#### LISTED RECORDS ####
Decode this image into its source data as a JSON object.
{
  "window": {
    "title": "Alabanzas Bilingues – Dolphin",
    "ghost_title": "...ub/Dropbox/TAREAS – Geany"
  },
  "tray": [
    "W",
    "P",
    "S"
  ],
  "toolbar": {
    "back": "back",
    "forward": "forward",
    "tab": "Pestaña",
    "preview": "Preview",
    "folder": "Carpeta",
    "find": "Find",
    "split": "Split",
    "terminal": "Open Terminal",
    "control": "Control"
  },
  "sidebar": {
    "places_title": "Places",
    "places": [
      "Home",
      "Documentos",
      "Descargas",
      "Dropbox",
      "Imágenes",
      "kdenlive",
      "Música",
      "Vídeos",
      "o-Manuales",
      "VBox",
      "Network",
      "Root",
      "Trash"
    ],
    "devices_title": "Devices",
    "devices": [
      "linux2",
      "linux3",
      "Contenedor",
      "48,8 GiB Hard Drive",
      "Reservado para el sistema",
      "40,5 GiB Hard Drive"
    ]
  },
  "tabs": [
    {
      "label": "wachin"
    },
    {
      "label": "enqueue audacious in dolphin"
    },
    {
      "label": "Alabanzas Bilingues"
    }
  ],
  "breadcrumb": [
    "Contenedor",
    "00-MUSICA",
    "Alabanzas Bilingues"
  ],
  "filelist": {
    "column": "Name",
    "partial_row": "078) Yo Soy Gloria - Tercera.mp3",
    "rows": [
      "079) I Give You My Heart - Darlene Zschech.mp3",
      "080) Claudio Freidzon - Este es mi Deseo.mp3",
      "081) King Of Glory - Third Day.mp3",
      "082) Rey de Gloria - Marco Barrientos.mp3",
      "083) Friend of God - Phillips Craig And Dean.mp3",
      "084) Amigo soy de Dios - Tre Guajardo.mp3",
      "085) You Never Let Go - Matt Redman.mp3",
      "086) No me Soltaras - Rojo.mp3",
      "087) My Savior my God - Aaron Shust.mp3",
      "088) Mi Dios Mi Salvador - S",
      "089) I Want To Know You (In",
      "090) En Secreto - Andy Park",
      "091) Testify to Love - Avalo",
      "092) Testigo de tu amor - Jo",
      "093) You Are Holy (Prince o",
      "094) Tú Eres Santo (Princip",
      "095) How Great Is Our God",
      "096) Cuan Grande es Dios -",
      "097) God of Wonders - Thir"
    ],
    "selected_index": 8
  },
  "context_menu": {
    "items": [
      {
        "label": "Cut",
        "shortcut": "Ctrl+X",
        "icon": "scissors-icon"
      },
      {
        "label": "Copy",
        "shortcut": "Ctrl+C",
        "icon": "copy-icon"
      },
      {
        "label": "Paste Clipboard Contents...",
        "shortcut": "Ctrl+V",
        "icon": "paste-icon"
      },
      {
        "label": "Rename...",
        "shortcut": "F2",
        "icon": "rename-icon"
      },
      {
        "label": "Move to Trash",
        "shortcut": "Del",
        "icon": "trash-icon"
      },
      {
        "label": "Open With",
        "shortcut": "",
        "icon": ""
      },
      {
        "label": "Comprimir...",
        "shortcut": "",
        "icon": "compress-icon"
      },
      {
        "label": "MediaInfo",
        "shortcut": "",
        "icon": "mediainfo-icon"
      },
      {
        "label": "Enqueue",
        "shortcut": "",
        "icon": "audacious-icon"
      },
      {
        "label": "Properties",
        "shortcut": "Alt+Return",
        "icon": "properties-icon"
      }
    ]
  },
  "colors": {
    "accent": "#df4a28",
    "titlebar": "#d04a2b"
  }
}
####
*GOAL OF THE EXERCISE*: Copy out the material above in its entirety. Every detail must match.

*RESPONSE BELOW*:
Decode this image into its source data as a JSON object.
{
  "window": {
    "title": "Alabanzas Bilingues – Dolphin",
    "ghost_title": "...ub/Dropbox/TAREAS – Geany"
  },
  "tray": [
    "W",
    "P",
    "S"
  ],
  "toolbar": {
    "back": "back",
    "forward": "forward",
    "tab": "Pestaña",
    "preview": "Preview",
    "folder": "Carpeta",
    "find": "Find",
    "split": "Split",
    "terminal": "Open Terminal",
    "control": "Control"
  },
  "sidebar": {
    "places_title": "Places",
    "places": [
      "Home",
      "Documentos",
      "Descargas",
      "Dropbox",
      "Imágenes",
      "kdenlive",
      "Música",
      "Vídeos",
      "o-Manuales",
      "VBox",
      "Network",
      "Root",
      "Trash"
    ],
    "devices_title": "Devices",
    "devices": [
      "linux2",
      "linux3",
      "Contenedor",
      "48,8 GiB Hard Drive",
      "Reservado para el sistema",
      "40,5 GiB Hard Drive"
    ]
  },
  "tabs": [
    {
      "label": "wachin"
    },
    {
      "label": "enqueue audacious in dolphin"
    },
    {
      "label": "Alabanzas Bilingues"
    }
  ],
  "breadcrumb": [
    "Contenedor",
    "00-MUSICA",
    "Alabanzas Bilingues"
  ],
  "filelist": {
    "column": "Name",
    "partial_row": "078) Yo Soy Gloria - Tercera.mp3",
    "rows": [
      "079) I Give You My Heart - Darlene Zschech.mp3",
      "080) Claudio Freidzon - Este es mi Deseo.mp3",
      "081) King Of Glory - Third Day.mp3",
      "082) Rey de Gloria - Marco Barrientos.mp3",
      "083) Friend of God - Phillips Craig And Dean.mp3",
      "084) Amigo soy de Dios - Tre Guajardo.mp3",
      "085) You Never Let Go - Matt Redman.mp3",
      "086) No me Soltaras - Rojo.mp3",
      "087) My Savior my God - Aaron Shust.mp3",
      "088) Mi Dios Mi Salvador - S",
      "089) I Want To Know You (In",
      "090) En Secreto - Andy Park",
      "091) Testify to Love - Avalo",
      "092) Testigo de tu amor - Jo",
      "093) You Are Holy (Prince o",
      "094) Tú Eres Santo (Princip",
      "095) How Great Is Our God",
      "096) Cuan Grande es Dios -",
      "097) God of Wonders - Thir"
    ],
    "selected_index": 8
  },
  "context_menu": {
    "items": [
      {
        "label": "Cut",
        "shortcut": "Ctrl+X",
        "icon": "scissors-icon"
      },
      {
        "label": "Copy",
        "shortcut": "Ctrl+C",
        "icon": "copy-icon"
      },
      {
        "label": "Paste Clipboard Contents...",
        "shortcut": "Ctrl+V",
        "icon": "paste-icon"
      },
      {
        "label": "Rename...",
        "shortcut": "F2",
        "icon": "rename-icon"
      },
      {
        "label": "Move to Trash",
        "shortcut": "Del",
        "icon": "trash-icon"
      },
      {
        "label": "Open With",
        "shortcut": "",
        "icon": ""
      },
      {
        "label": "Comprimir...",
        "shortcut": "",
        "icon": "compress-icon"
      },
      {
        "label": "MediaInfo",
        "shortcut": "",
        "icon": "mediainfo-icon"
      },
      {
        "label": "Enqueue",
        "shortcut": "",
        "icon": "audacious-icon"
      },
      {
        "label": "Properties",
        "shortcut": "Alt+Return",
        "icon": "properties-icon"
      }
    ]
  },
  "colors": {
    "accent": "#df4a28",
    "titlebar": "#d04a2b"
  }
}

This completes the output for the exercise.